Work required: Locate the lines where "Cleveland" occurs and copy them as they stand.

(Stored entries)
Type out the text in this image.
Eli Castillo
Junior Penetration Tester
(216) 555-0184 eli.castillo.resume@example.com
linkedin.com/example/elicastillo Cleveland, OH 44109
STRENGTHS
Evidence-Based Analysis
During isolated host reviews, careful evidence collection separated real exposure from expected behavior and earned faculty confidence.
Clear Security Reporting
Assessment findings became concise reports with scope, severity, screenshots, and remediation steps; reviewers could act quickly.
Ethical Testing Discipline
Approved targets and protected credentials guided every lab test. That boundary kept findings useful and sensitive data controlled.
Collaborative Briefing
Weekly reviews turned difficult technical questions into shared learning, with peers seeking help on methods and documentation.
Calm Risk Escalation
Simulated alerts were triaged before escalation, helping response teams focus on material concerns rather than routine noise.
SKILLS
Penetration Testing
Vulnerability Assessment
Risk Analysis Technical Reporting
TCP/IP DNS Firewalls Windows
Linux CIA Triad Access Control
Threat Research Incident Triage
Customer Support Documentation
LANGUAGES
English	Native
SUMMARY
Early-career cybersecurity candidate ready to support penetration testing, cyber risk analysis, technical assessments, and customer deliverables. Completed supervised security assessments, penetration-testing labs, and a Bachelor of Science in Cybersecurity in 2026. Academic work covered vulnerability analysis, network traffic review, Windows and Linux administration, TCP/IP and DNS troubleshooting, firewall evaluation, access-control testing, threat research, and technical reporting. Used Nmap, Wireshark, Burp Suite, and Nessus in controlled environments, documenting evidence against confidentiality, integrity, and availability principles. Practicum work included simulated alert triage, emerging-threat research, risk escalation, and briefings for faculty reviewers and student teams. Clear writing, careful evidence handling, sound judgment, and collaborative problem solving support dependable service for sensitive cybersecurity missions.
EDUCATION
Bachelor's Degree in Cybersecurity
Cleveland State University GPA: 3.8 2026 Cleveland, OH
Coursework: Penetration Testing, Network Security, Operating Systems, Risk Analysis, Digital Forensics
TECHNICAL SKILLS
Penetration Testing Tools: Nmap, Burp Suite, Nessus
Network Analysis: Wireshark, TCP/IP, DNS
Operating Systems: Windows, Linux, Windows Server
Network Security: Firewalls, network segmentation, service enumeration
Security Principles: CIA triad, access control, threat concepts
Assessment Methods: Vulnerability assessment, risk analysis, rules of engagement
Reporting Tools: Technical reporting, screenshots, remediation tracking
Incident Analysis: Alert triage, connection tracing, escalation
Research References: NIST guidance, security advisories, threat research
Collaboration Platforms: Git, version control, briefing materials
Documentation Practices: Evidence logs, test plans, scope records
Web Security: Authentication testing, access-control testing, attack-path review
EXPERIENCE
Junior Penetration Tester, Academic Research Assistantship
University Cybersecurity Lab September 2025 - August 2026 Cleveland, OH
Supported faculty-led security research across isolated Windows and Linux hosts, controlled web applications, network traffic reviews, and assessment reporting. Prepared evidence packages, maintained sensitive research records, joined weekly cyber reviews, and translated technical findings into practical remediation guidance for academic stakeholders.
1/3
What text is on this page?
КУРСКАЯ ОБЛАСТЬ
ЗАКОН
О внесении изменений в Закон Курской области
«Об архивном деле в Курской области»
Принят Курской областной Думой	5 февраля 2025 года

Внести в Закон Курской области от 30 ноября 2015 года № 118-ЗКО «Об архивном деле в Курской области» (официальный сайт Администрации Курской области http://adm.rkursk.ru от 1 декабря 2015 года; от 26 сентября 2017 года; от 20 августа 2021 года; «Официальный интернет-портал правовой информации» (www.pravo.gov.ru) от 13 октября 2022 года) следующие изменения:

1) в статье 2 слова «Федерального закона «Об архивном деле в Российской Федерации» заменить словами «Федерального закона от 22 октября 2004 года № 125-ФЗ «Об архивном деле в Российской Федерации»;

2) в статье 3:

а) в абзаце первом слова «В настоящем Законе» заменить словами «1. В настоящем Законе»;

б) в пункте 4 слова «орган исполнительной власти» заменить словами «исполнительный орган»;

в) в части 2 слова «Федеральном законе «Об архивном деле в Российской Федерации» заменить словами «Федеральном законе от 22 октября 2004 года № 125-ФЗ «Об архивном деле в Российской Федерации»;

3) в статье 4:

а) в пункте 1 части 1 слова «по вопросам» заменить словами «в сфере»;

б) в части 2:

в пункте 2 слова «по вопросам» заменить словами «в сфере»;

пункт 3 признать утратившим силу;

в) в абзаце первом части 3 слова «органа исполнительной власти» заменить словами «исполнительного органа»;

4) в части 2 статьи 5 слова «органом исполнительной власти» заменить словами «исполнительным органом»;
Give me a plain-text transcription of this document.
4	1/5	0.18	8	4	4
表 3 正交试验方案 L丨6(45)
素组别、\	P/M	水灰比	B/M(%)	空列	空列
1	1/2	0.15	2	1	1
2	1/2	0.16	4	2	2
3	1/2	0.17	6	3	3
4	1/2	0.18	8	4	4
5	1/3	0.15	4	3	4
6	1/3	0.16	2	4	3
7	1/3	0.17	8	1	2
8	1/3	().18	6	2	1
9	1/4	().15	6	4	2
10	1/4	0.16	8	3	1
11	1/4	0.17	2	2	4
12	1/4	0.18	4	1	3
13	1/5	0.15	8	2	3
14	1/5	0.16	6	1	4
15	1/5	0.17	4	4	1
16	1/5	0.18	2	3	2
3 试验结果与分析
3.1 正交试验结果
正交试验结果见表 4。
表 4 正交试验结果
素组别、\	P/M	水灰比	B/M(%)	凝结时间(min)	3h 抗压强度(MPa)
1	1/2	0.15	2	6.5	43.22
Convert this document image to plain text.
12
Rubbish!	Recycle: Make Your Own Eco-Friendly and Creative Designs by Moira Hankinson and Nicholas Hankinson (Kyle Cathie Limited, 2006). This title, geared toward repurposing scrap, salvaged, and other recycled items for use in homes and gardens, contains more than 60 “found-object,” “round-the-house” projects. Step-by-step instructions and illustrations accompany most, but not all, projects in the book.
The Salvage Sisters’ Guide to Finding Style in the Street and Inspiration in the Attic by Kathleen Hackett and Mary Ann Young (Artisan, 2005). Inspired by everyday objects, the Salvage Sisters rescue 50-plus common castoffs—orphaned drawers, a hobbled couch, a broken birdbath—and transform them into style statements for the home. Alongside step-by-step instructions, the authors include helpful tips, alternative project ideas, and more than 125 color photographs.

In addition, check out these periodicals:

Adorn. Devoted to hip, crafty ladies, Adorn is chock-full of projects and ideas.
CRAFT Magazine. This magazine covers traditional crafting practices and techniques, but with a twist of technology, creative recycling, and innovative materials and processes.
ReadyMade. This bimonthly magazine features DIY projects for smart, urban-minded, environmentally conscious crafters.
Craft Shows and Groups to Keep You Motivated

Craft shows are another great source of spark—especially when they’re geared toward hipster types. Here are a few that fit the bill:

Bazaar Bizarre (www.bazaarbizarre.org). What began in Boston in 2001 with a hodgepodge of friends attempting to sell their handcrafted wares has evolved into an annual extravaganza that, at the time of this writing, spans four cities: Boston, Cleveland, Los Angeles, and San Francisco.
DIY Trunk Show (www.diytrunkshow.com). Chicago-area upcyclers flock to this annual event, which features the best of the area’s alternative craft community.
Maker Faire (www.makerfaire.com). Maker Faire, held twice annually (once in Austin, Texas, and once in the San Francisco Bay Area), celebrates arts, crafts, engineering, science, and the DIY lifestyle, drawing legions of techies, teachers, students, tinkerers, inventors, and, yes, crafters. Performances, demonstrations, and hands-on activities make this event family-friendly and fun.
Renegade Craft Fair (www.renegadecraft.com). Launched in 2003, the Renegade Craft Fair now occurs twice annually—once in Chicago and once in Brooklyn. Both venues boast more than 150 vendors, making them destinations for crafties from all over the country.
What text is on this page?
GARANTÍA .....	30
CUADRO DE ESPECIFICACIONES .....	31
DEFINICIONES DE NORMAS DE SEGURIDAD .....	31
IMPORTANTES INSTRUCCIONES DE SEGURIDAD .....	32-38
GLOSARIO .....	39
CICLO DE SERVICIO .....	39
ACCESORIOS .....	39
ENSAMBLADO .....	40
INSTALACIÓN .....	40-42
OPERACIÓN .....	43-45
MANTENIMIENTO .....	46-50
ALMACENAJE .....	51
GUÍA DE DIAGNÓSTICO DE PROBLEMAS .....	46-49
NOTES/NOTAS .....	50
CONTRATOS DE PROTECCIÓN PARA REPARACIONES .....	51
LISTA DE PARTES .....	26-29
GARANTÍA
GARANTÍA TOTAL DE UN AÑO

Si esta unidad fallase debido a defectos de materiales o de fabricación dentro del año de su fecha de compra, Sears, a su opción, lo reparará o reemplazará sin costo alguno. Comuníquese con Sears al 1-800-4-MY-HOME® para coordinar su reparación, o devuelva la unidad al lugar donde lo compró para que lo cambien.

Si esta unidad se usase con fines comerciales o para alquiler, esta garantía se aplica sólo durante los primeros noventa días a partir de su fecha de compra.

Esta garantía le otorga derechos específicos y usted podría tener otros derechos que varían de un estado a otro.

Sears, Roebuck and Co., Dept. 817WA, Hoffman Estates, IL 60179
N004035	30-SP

Written answer:
linkedin.com/example/elicastillo Cleveland, OH 44109
Cleveland State University GPA: 3.8 2026 Cleveland, OH
University Cybersecurity Lab September 2025 - August 2026 Cleveland, OH
Bazaar Bizarre (www.bazaarbizarre.org). What began in Boston in 2001 with a hodgepodge of friends attempting to sell their handcrafted wares has evolved into an annual extravaganza that, at the time of this writing, spans four cities: Boston, Cleveland, Los Angeles, and San Francisco.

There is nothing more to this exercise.